§ **YOUR INSTRUCTIONS**
Retype the records below, beginning at the line that contains "Element localization: list" and stopping after the line that contains "What elements are". Leave the pictures out.

[Layout element entries]
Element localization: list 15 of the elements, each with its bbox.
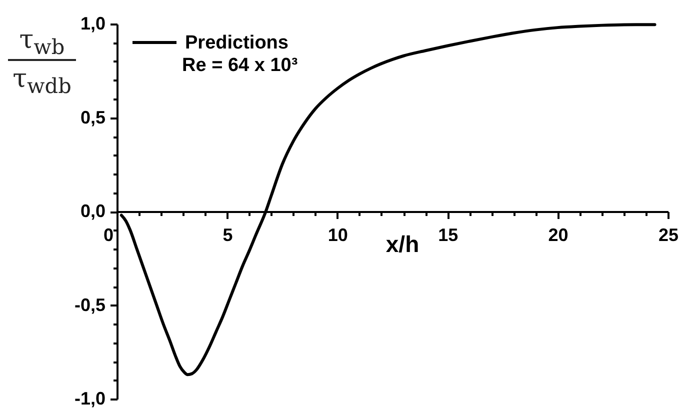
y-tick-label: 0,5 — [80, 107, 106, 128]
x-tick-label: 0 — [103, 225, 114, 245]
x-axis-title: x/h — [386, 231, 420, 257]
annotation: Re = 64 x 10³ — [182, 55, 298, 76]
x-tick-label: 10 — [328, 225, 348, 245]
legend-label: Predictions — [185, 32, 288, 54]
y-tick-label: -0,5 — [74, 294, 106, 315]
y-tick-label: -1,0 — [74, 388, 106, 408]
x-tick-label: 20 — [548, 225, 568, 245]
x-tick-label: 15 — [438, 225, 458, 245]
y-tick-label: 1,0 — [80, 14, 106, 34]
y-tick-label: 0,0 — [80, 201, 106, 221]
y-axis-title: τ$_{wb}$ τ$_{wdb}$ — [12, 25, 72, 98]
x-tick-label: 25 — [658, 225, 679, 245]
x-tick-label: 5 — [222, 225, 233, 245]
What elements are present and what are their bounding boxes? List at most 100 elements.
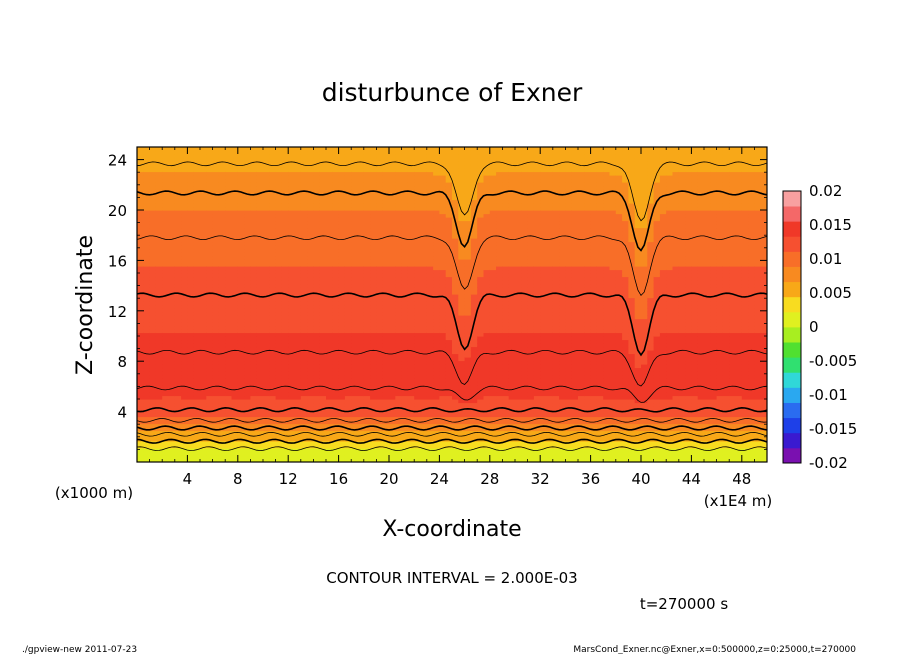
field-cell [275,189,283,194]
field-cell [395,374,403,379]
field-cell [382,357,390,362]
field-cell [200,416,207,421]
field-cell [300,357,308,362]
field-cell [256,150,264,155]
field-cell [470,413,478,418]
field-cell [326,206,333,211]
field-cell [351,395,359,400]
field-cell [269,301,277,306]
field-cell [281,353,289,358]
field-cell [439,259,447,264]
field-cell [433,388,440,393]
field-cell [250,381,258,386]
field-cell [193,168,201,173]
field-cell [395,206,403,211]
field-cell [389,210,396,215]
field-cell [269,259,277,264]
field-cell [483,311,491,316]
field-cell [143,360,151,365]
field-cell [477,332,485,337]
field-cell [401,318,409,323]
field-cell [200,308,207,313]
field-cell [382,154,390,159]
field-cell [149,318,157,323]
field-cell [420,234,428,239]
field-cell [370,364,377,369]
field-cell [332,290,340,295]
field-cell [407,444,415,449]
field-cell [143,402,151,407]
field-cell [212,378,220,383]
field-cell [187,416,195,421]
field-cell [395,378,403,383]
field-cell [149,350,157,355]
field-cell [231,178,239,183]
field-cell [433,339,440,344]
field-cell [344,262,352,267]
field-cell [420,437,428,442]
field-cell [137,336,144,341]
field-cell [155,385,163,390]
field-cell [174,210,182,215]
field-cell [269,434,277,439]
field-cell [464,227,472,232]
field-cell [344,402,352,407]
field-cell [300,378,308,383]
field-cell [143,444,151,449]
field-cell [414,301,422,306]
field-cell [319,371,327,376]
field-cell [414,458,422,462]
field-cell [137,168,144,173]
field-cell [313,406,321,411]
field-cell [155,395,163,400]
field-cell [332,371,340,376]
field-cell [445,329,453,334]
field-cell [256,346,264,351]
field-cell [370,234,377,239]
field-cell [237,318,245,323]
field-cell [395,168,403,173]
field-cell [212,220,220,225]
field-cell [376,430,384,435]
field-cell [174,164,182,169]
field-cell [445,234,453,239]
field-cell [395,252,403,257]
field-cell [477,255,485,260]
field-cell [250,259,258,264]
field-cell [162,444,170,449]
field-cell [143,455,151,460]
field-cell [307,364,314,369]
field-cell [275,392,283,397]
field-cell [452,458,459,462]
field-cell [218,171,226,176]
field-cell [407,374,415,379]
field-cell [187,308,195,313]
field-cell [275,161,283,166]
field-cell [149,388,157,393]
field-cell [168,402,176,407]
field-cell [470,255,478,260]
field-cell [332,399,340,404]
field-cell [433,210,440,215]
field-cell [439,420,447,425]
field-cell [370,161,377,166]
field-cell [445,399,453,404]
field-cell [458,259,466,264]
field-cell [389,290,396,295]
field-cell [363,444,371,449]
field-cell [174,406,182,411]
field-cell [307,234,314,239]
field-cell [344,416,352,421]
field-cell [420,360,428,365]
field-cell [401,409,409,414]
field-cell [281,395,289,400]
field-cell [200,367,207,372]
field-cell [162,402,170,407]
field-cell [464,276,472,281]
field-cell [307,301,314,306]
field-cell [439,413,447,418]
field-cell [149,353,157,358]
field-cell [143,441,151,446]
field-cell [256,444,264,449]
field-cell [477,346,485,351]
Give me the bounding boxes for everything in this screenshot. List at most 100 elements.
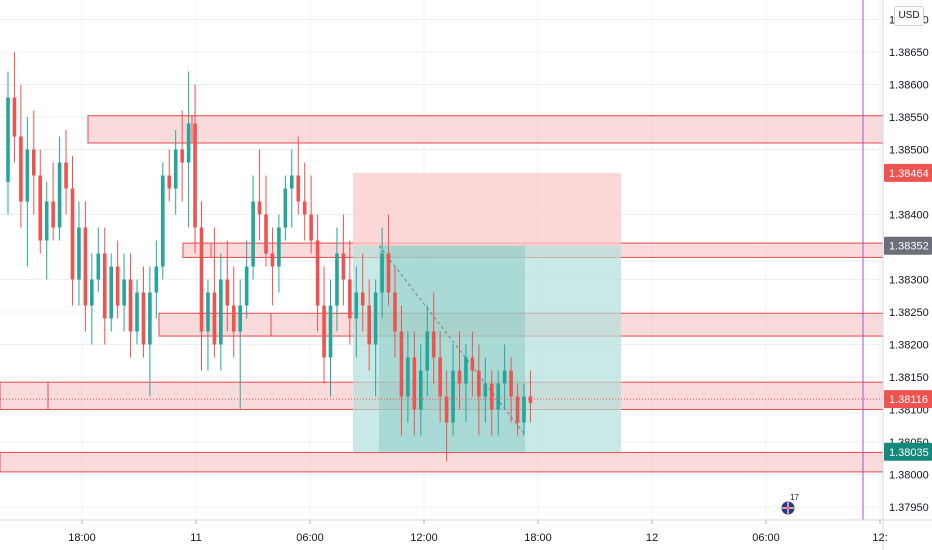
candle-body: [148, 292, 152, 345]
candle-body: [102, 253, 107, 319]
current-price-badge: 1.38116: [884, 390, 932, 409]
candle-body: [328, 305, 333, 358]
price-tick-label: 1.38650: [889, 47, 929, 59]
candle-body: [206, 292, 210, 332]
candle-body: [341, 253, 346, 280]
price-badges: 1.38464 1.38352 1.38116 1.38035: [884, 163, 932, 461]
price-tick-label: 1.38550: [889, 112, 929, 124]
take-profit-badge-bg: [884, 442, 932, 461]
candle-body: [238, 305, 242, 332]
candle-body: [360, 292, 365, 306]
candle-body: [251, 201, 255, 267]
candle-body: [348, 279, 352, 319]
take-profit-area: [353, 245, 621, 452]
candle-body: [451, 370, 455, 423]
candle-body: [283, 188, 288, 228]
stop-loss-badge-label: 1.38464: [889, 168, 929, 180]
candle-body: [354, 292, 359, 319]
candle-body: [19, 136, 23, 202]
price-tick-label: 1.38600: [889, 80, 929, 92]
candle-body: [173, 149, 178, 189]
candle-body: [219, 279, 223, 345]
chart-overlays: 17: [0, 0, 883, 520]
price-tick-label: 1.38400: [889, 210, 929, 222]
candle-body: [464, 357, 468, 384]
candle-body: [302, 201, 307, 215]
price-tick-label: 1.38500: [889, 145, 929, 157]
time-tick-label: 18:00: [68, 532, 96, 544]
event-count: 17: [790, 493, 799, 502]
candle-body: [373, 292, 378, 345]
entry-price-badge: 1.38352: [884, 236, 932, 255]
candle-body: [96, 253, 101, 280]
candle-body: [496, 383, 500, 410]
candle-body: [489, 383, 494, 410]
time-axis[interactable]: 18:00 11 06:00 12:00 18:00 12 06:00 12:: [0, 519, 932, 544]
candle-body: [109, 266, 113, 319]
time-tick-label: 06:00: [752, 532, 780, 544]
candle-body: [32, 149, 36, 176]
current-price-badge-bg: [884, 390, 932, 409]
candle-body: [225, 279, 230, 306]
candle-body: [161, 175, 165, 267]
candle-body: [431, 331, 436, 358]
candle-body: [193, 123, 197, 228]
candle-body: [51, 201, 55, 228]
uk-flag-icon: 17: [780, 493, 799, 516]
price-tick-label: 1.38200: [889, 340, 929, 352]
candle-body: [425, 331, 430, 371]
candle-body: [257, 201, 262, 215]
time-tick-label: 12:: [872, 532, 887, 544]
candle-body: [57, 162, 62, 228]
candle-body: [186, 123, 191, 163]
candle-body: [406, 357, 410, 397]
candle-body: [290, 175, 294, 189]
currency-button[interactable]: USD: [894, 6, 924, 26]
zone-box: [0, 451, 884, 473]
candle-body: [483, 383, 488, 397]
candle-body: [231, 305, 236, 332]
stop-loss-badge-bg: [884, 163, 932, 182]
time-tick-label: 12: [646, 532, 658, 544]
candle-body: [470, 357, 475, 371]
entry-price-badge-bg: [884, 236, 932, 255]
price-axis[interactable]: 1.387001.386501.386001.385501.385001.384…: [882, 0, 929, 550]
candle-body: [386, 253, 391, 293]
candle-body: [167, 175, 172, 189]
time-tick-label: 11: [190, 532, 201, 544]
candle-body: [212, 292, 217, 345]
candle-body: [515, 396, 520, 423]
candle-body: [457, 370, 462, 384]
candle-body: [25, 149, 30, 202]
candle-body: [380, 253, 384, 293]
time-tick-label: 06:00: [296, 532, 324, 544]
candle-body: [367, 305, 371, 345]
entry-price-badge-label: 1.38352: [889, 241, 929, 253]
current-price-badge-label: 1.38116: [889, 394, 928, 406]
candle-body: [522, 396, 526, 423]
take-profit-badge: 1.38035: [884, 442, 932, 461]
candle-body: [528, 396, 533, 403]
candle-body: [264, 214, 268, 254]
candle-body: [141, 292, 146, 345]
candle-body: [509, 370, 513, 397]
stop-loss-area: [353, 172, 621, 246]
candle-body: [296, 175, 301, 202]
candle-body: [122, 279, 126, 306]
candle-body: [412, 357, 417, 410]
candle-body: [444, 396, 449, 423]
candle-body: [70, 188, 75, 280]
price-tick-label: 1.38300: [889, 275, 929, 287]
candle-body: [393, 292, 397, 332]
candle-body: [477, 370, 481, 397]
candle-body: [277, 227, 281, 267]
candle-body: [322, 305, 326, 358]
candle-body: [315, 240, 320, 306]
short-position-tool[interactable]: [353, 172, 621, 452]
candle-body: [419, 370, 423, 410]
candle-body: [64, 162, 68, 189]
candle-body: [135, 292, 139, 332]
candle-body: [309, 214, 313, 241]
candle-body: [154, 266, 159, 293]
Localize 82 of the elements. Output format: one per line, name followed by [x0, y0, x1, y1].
---
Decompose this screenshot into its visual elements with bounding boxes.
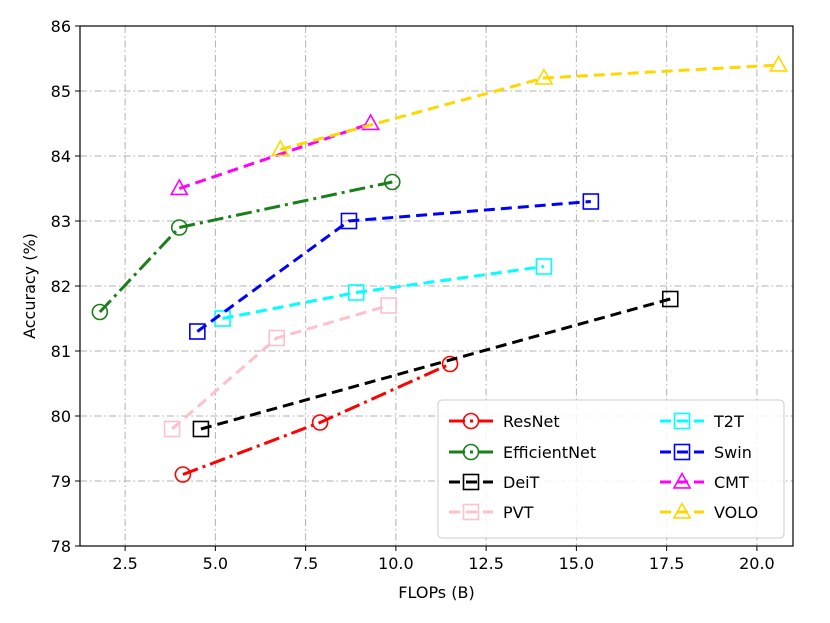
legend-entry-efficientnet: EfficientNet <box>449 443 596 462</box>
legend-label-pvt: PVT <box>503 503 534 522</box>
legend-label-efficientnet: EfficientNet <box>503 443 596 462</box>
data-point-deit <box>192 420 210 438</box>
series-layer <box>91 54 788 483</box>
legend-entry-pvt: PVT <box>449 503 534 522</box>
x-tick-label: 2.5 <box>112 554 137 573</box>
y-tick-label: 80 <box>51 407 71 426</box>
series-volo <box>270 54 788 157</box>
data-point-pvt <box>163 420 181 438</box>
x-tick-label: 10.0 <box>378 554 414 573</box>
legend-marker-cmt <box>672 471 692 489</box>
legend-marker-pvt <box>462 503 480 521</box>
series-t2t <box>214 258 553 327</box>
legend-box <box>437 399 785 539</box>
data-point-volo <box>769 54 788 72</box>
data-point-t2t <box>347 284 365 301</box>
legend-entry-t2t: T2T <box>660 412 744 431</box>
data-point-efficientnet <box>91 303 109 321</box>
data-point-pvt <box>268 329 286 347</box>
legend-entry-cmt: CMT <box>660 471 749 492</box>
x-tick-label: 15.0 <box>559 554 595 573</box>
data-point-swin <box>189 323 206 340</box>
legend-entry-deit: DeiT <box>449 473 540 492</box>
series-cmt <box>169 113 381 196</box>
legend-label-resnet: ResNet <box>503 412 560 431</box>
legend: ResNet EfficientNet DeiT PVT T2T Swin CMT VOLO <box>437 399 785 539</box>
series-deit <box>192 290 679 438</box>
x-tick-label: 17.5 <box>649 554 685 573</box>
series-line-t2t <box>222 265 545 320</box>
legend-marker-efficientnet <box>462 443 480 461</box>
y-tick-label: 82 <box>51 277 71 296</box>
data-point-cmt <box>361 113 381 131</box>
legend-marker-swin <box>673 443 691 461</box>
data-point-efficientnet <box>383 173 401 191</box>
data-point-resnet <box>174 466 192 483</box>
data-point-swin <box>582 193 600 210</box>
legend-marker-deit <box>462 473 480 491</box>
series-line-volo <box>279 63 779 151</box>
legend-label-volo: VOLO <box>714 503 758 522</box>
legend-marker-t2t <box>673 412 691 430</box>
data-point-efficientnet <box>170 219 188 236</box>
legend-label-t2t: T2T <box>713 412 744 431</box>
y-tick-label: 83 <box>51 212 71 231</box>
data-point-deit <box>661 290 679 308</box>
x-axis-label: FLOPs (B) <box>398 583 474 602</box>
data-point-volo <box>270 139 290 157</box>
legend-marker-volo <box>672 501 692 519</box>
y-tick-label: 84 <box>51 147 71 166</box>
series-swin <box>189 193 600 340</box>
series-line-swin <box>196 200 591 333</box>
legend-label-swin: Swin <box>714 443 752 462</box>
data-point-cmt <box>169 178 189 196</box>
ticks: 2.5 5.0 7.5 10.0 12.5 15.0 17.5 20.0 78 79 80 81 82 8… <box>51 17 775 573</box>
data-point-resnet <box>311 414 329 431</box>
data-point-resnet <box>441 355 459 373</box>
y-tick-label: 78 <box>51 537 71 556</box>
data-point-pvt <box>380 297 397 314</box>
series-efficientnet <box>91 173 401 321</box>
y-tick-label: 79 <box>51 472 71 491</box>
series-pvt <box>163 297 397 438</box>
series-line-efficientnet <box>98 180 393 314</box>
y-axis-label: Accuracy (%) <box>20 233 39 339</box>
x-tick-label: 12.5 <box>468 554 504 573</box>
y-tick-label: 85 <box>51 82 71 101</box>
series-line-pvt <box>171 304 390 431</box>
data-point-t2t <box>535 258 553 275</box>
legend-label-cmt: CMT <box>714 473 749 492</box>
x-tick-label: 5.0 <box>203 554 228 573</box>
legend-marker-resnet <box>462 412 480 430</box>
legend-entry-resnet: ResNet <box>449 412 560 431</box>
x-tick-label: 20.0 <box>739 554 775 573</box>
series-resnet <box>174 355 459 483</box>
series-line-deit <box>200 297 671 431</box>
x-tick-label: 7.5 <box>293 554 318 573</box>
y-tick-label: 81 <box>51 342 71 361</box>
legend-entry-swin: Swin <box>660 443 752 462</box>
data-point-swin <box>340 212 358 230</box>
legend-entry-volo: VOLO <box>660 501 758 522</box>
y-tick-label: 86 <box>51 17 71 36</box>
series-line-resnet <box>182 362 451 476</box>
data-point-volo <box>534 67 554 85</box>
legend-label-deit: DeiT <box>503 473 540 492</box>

§ **SOLUTION TO THE EXERCISE**
Element localization: list 15 of the elements, each with its bbox.
y-tick-label: 0,5 — [80, 107, 106, 128]
x-tick-label: 0 — [103, 225, 114, 245]
x-axis-title: x/h — [386, 231, 420, 257]
annotation: Re = 64 x 10³ — [182, 55, 298, 76]
x-tick-label: 10 — [328, 225, 348, 245]
legend-label: Predictions — [185, 32, 288, 54]
y-tick-label: -0,5 — [74, 294, 106, 315]
y-tick-label: -1,0 — [74, 388, 106, 408]
x-tick-label: 20 — [548, 225, 568, 245]
x-tick-label: 15 — [438, 225, 458, 245]
y-tick-label: 1,0 — [80, 14, 106, 34]
y-tick-label: 0,0 — [80, 201, 106, 221]
y-axis-title: τ$_{wb}$ τ$_{wdb}$ — [12, 25, 72, 98]
x-tick-label: 25 — [658, 225, 679, 245]
x-tick-label: 5 — [222, 225, 233, 245]
What elements are present and what are their bounding boxes? List at most 100 elements.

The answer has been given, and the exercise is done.